Entries:
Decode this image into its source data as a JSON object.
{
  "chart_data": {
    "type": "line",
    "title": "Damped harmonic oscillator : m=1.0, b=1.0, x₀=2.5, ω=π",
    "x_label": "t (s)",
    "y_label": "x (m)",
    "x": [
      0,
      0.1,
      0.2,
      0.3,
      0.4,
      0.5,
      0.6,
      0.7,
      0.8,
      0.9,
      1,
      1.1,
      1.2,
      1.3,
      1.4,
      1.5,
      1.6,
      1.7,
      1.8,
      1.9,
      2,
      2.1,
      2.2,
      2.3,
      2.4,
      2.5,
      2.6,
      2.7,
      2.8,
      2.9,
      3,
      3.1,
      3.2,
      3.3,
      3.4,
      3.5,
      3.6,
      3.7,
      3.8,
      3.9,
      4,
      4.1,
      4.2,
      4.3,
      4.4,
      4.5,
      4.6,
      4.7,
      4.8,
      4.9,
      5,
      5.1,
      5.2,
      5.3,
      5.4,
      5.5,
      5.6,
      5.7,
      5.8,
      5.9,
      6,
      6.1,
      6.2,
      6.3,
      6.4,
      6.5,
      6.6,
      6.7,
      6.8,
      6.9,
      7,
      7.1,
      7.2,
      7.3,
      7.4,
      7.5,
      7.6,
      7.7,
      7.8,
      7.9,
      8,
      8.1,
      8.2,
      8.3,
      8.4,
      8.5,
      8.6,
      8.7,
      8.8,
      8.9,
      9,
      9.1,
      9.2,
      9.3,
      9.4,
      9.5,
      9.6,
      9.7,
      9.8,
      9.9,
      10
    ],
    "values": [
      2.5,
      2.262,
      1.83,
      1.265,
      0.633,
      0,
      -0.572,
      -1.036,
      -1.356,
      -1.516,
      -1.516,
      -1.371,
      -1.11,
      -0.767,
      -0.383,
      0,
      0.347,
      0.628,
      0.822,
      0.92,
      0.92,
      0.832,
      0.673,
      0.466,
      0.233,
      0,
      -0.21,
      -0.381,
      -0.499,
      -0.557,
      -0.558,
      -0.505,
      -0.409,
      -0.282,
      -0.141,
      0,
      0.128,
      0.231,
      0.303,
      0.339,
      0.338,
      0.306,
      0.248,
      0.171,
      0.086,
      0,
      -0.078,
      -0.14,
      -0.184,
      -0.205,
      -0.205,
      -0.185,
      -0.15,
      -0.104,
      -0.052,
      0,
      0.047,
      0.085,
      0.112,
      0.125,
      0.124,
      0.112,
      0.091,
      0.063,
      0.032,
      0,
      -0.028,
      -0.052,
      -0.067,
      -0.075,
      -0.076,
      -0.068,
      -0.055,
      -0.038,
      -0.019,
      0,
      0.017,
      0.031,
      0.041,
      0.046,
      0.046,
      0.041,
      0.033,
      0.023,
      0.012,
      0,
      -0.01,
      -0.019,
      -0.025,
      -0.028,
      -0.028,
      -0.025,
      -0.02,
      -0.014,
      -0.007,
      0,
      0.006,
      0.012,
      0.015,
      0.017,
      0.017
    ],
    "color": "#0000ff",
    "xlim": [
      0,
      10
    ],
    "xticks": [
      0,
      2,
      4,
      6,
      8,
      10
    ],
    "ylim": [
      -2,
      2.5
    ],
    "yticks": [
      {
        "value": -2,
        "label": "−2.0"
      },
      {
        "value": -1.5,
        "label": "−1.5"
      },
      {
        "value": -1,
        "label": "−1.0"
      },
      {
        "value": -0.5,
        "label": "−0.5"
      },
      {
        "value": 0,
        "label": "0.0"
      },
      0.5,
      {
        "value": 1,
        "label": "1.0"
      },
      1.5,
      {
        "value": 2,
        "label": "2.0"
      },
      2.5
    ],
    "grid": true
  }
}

Short problem: Go back to the listing above and please repeat it exactly.

Result below:
Decode this image into its source data as a JSON object.
{
  "chart_data": {
    "type": "line",
    "title": "Damped harmonic oscillator : m=1.0, b=1.0, x₀=2.5, ω=π",
    "x_label": "t (s)",
    "y_label": "x (m)",
    "x": [
      0,
      0.1,
      0.2,
      0.3,
      0.4,
      0.5,
      0.6,
      0.7,
      0.8,
      0.9,
      1,
      1.1,
      1.2,
      1.3,
      1.4,
      1.5,
      1.6,
      1.7,
      1.8,
      1.9,
      2,
      2.1,
      2.2,
      2.3,
      2.4,
      2.5,
      2.6,
      2.7,
      2.8,
      2.9,
      3,
      3.1,
      3.2,
      3.3,
      3.4,
      3.5,
      3.6,
      3.7,
      3.8,
      3.9,
      4,
      4.1,
      4.2,
      4.3,
      4.4,
      4.5,
      4.6,
      4.7,
      4.8,
      4.9,
      5,
      5.1,
      5.2,
      5.3,
      5.4,
      5.5,
      5.6,
      5.7,
      5.8,
      5.9,
      6,
      6.1,
      6.2,
      6.3,
      6.4,
      6.5,
      6.6,
      6.7,
      6.8,
      6.9,
      7,
      7.1,
      7.2,
      7.3,
      7.4,
      7.5,
      7.6,
      7.7,
      7.8,
      7.9,
      8,
      8.1,
      8.2,
      8.3,
      8.4,
      8.5,
      8.6,
      8.7,
      8.8,
      8.9,
      9,
      9.1,
      9.2,
      9.3,
      9.4,
      9.5,
      9.6,
      9.7,
      9.8,
      9.9,
      10
    ],
    "values": [
      2.5,
      2.262,
      1.83,
      1.265,
      0.633,
      0,
      -0.572,
      -1.036,
      -1.356,
      -1.516,
      -1.516,
      -1.371,
      -1.11,
      -0.767,
      -0.383,
      0,
      0.347,
      0.628,
      0.822,
      0.92,
      0.92,
      0.832,
      0.673,
      0.466,
      0.233,
      0,
      -0.21,
      -0.381,
      -0.499,
      -0.557,
      -0.558,
      -0.505,
      -0.409,
      -0.282,
      -0.141,
      0,
      0.128,
      0.231,
      0.303,
      0.339,
      0.338,
      0.306,
      0.248,
      0.171,
      0.086,
      0,
      -0.078,
      -0.14,
      -0.184,
      -0.205,
      -0.205,
      -0.185,
      -0.15,
      -0.104,
      -0.052,
      0,
      0.047,
      0.085,
      0.112,
      0.125,
      0.124,
      0.112,
      0.091,
      0.063,
      0.032,
      0,
      -0.028,
      -0.052,
      -0.067,
      -0.075,
      -0.076,
      -0.068,
      -0.055,
      -0.038,
      -0.019,
      0,
      0.017,
      0.031,
      0.041,
      0.046,
      0.046,
      0.041,
      0.033,
      0.023,
      0.012,
      0,
      -0.01,
      -0.019,
      -0.025,
      -0.028,
      -0.028,
      -0.025,
      -0.02,
      -0.014,
      -0.007,
      0,
      0.006,
      0.012,
      0.015,
      0.017,
      0.017
    ],
    "color": "#0000ff",
    "xlim": [
      0,
      10
    ],
    "xticks": [
      0,
      2,
      4,
      6,
      8,
      10
    ],
    "ylim": [
      -2,
      2.5
    ],
    "yticks": [
      {
        "value": -2,
        "label": "−2.0"
      },
      {
        "value": -1.5,
        "label": "−1.5"
      },
      {
        "value": -1,
        "label": "−1.0"
      },
      {
        "value": -0.5,
        "label": "−0.5"
      },
      {
        "value": 0,
        "label": "0.0"
      },
      0.5,
      {
        "value": 1,
        "label": "1.0"
      },
      1.5,
      {
        "value": 2,
        "label": "2.0"
      },
      2.5
    ],
    "grid": true
  }
}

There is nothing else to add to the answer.